* _Work to be completed_
In the listing below, which lines contain the string "tinggi"? Copy them all.

* _Data to examine_
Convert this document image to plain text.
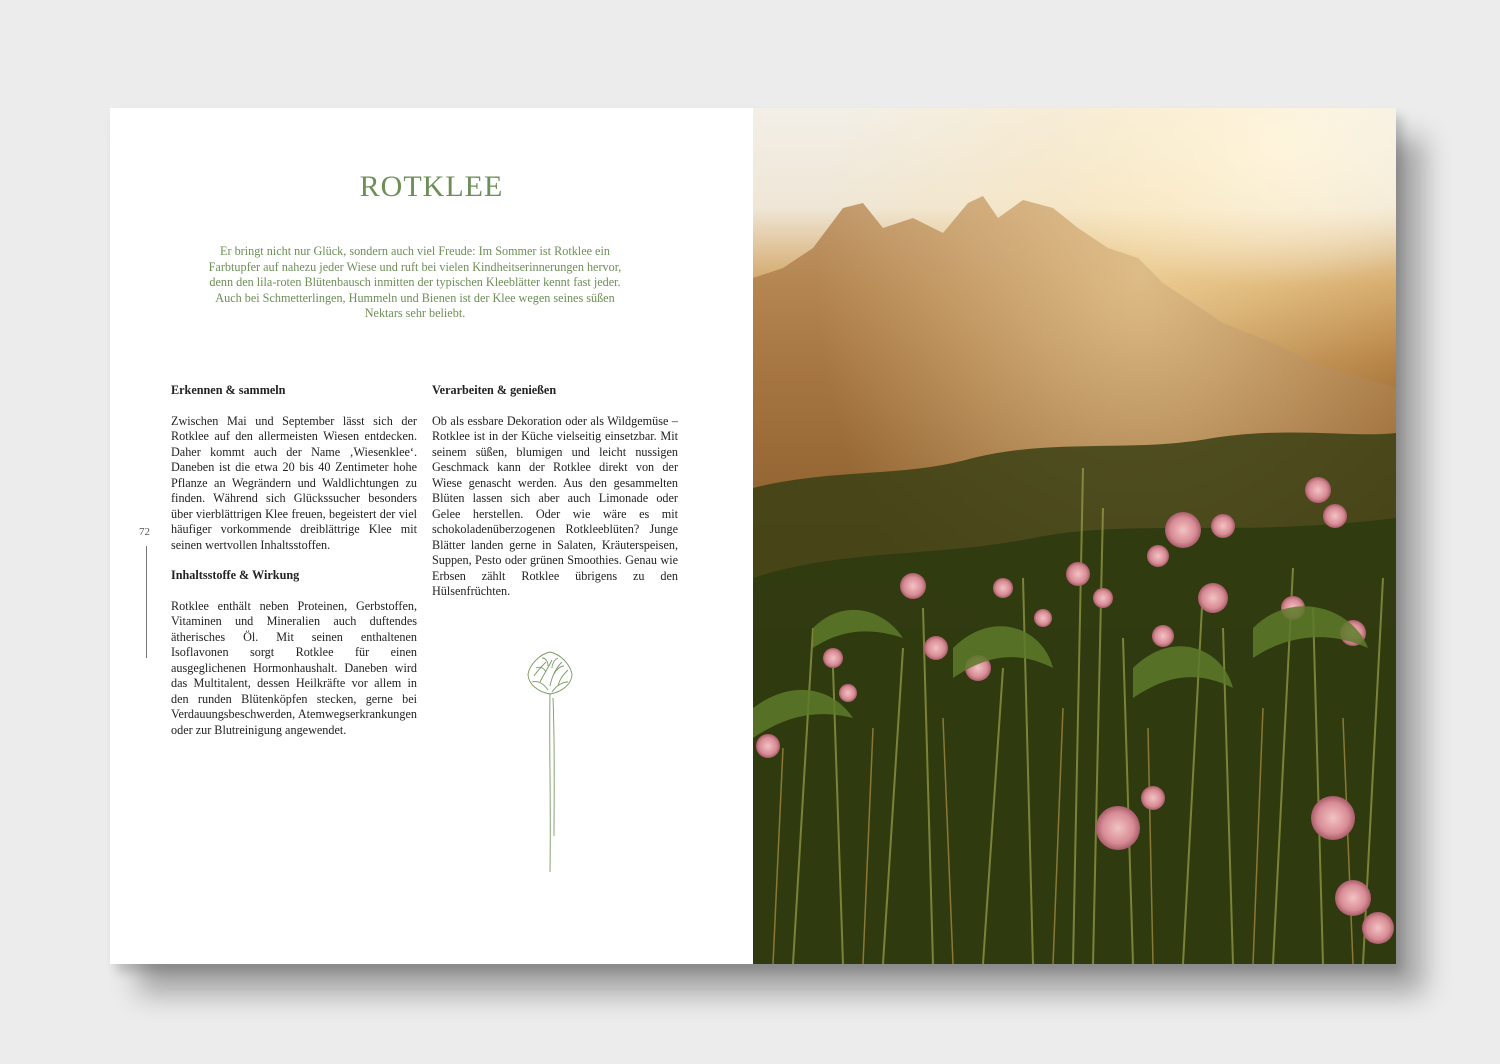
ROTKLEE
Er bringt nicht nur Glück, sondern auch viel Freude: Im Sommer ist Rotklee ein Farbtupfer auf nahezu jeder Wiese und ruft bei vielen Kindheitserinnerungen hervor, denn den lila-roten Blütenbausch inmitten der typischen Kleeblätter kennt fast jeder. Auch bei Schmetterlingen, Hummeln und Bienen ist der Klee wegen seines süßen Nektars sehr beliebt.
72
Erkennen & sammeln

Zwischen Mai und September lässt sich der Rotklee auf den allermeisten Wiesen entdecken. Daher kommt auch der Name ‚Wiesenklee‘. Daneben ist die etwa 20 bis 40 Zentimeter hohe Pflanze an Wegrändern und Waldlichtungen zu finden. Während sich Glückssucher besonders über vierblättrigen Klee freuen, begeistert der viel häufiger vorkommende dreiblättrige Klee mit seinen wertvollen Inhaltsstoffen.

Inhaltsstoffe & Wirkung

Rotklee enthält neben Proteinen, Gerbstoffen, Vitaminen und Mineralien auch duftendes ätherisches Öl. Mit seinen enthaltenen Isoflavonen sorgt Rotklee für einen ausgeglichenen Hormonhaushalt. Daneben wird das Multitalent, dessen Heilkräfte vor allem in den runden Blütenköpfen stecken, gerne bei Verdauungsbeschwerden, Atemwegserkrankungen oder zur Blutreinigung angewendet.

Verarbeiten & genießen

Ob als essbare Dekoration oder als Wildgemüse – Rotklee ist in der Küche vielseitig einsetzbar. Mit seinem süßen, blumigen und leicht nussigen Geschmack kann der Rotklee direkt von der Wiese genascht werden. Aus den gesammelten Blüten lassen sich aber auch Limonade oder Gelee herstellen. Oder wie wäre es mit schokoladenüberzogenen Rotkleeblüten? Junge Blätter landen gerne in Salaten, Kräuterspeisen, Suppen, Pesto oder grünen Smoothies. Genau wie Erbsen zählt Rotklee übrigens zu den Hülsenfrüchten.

...

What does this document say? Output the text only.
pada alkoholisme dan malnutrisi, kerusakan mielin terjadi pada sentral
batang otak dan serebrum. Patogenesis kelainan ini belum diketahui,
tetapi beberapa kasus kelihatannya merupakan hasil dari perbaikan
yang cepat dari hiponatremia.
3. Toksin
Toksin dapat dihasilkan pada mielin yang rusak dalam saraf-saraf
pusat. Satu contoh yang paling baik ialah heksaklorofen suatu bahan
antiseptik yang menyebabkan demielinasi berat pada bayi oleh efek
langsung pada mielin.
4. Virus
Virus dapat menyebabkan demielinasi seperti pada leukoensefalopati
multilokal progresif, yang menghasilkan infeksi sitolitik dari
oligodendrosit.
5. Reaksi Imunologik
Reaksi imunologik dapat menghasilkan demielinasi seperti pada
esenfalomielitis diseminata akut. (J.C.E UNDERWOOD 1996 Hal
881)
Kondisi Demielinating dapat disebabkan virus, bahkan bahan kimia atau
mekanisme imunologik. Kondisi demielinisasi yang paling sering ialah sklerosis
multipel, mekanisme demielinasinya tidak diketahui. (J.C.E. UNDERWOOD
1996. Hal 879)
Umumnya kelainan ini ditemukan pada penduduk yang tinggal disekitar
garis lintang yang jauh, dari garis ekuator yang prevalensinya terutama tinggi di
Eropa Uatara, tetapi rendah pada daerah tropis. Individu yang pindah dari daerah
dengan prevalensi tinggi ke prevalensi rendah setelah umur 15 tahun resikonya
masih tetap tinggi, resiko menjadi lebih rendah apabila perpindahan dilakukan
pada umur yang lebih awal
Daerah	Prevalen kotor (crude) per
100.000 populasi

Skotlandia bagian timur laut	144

* _Written solution_
garis lintang yang jauh, dari garis ekuator yang prevalensinya terutama tinggi di
dengan prevalensi tinggi ke prevalensi rendah setelah umur 15 tahun resikonya
masih tetap tinggi, resiko menjadi lebih rendah apabila perpindahan dilakukan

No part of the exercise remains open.